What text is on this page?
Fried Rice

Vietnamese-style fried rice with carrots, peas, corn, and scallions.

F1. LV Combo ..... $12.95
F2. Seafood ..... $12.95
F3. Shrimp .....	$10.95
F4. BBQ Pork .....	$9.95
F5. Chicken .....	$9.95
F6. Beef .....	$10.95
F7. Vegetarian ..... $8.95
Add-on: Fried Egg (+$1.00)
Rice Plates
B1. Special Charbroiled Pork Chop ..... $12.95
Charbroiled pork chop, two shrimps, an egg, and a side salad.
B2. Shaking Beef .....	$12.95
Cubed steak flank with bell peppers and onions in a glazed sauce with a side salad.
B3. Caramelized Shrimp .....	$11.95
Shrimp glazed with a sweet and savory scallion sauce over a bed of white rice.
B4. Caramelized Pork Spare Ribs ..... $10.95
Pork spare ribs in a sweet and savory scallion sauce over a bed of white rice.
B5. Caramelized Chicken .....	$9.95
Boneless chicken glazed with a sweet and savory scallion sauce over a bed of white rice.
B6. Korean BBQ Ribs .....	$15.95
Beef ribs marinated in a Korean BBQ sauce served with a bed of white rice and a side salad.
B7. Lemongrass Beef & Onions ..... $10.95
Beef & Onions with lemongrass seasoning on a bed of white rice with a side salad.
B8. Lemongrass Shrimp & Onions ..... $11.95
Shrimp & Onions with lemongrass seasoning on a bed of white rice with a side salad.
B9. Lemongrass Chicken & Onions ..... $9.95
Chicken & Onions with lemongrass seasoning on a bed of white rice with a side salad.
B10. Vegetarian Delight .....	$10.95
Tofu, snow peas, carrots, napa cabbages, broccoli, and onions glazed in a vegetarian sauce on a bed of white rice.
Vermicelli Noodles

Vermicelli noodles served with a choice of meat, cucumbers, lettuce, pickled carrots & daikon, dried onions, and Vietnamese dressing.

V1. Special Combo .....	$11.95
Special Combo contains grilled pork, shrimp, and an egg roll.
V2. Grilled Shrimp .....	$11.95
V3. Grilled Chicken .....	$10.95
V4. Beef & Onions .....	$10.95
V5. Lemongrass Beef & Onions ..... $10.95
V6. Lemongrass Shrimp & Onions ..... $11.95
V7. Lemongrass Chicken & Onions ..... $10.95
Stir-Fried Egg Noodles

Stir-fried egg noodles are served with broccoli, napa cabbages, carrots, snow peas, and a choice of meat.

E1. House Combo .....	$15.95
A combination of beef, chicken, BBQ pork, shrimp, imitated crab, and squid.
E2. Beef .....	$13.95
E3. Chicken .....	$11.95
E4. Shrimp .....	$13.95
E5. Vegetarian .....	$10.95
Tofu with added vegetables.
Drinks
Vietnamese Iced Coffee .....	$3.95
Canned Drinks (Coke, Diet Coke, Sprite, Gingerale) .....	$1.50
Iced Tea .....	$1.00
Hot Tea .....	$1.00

--------------------------------

Go back to the listing above and please repeat it exactly.

What text is on this page?
Fried Rice

Vietnamese-style fried rice with carrots, peas, corn, and scallions.

F1. LV Combo ..... $12.95
F2. Seafood ..... $12.95
F3. Shrimp .....	$10.95
F4. BBQ Pork .....	$9.95
F5. Chicken .....	$9.95
F6. Beef .....	$10.95
F7. Vegetarian ..... $8.95
Add-on: Fried Egg (+$1.00)
Rice Plates
B1. Special Charbroiled Pork Chop ..... $12.95
Charbroiled pork chop, two shrimps, an egg, and a side salad.
B2. Shaking Beef .....	$12.95
Cubed steak flank with bell peppers and onions in a glazed sauce with a side salad.
B3. Caramelized Shrimp .....	$11.95
Shrimp glazed with a sweet and savory scallion sauce over a bed of white rice.
B4. Caramelized Pork Spare Ribs ..... $10.95
Pork spare ribs in a sweet and savory scallion sauce over a bed of white rice.
B5. Caramelized Chicken .....	$9.95
Boneless chicken glazed with a sweet and savory scallion sauce over a bed of white rice.
B6. Korean BBQ Ribs .....	$15.95
Beef ribs marinated in a Korean BBQ sauce served with a bed of white rice and a side salad.
B7. Lemongrass Beef & Onions ..... $10.95
Beef & Onions with lemongrass seasoning on a bed of white rice with a side salad.
B8. Lemongrass Shrimp & Onions ..... $11.95
Shrimp & Onions with lemongrass seasoning on a bed of white rice with a side salad.
B9. Lemongrass Chicken & Onions ..... $9.95
Chicken & Onions with lemongrass seasoning on a bed of white rice with a side salad.
B10. Vegetarian Delight .....	$10.95
Tofu, snow peas, carrots, napa cabbages, broccoli, and onions glazed in a vegetarian sauce on a bed of white rice.
Vermicelli Noodles

Vermicelli noodles served with a choice of meat, cucumbers, lettuce, pickled carrots & daikon, dried onions, and Vietnamese dressing.

V1. Special Combo .....	$11.95
Special Combo contains grilled pork, shrimp, and an egg roll.
V2. Grilled Shrimp .....	$11.95
V3. Grilled Chicken .....	$10.95
V4. Beef & Onions .....	$10.95
V5. Lemongrass Beef & Onions ..... $10.95
V6. Lemongrass Shrimp & Onions ..... $11.95
V7. Lemongrass Chicken & Onions ..... $10.95
Stir-Fried Egg Noodles

Stir-fried egg noodles are served with broccoli, napa cabbages, carrots, snow peas, and a choice of meat.

E1. House Combo .....	$15.95
A combination of beef, chicken, BBQ pork, shrimp, imitated crab, and squid.
E2. Beef .....	$13.95
E3. Chicken .....	$11.95
E4. Shrimp .....	$13.95
E5. Vegetarian .....	$10.95
Tofu with added vegetables.
Drinks
Vietnamese Iced Coffee .....	$3.95
Canned Drinks (Coke, Diet Coke, Sprite, Gingerale) .....	$1.50
Iced Tea .....	$1.00
Hot Tea .....	$1.00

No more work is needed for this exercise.